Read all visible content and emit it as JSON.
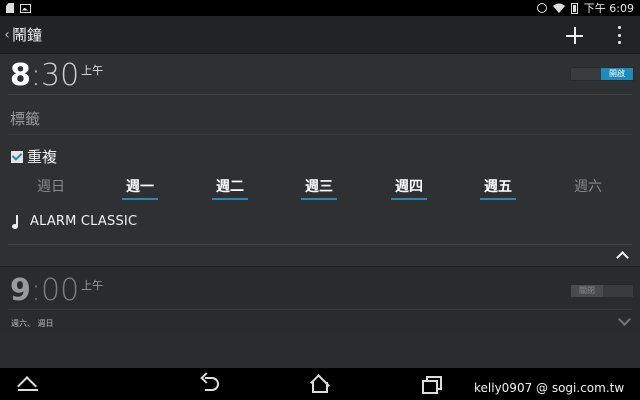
{
  "status_bar": {
    "time": "下午 6:09"
  },
  "action_bar": {
    "title": "鬧鐘"
  },
  "alarms": [
    {
      "hour": "8",
      "minute_text": ":30",
      "ampm": "上午",
      "toggle_label": "開啟",
      "label_placeholder": "標籤",
      "repeat_label": "重複",
      "repeat_checked": true,
      "days": [
        {
          "label": "週日",
          "enabled": false
        },
        {
          "label": "週一",
          "enabled": true
        },
        {
          "label": "週二",
          "enabled": true
        },
        {
          "label": "週三",
          "enabled": true
        },
        {
          "label": "週四",
          "enabled": true
        },
        {
          "label": "週五",
          "enabled": true
        },
        {
          "label": "週六",
          "enabled": false
        }
      ],
      "ringtone": "ALARM CLASSIC"
    },
    {
      "hour": "9",
      "minute_text": ":00",
      "ampm": "上午",
      "toggle_label": "關閉",
      "days_summary": "週六、 週日"
    }
  ],
  "watermark": "kelly0907  @ sogi.com.tw",
  "colors": {
    "accent": "#1e8bbd",
    "background": "#2b2c2e",
    "action_bar": "#222325"
  },
  "icons": [
    "back-chevron-icon",
    "add-icon",
    "overflow-menu-icon",
    "checkbox-icon",
    "music-note-icon",
    "chevron-up-icon",
    "chevron-down-icon",
    "nav-menu-icon",
    "nav-back-icon",
    "nav-home-icon",
    "nav-recent-apps-icon"
  ]
}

════════════════════

#### What you have to do:
Reproduce each record above by retyping it exactly; omit all images.

#### Expected answer:
Read all visible content and emit it as JSON.
{
  "status_bar": {
    "time": "下午 6:09"
  },
  "action_bar": {
    "title": "鬧鐘"
  },
  "alarms": [
    {
      "hour": "8",
      "minute_text": ":30",
      "ampm": "上午",
      "toggle_label": "開啟",
      "label_placeholder": "標籤",
      "repeat_label": "重複",
      "repeat_checked": true,
      "days": [
        {
          "label": "週日",
          "enabled": false
        },
        {
          "label": "週一",
          "enabled": true
        },
        {
          "label": "週二",
          "enabled": true
        },
        {
          "label": "週三",
          "enabled": true
        },
        {
          "label": "週四",
          "enabled": true
        },
        {
          "label": "週五",
          "enabled": true
        },
        {
          "label": "週六",
          "enabled": false
        }
      ],
      "ringtone": "ALARM CLASSIC"
    },
    {
      "hour": "9",
      "minute_text": ":00",
      "ampm": "上午",
      "toggle_label": "關閉",
      "days_summary": "週六、 週日"
    }
  ],
  "watermark": "kelly0907  @ sogi.com.tw",
  "colors": {
    "accent": "#1e8bbd",
    "background": "#2b2c2e",
    "action_bar": "#222325"
  },
  "icons": [
    "back-chevron-icon",
    "add-icon",
    "overflow-menu-icon",
    "checkbox-icon",
    "music-note-icon",
    "chevron-up-icon",
    "chevron-down-icon",
    "nav-menu-icon",
    "nav-back-icon",
    "nav-home-icon",
    "nav-recent-apps-icon"
  ]
}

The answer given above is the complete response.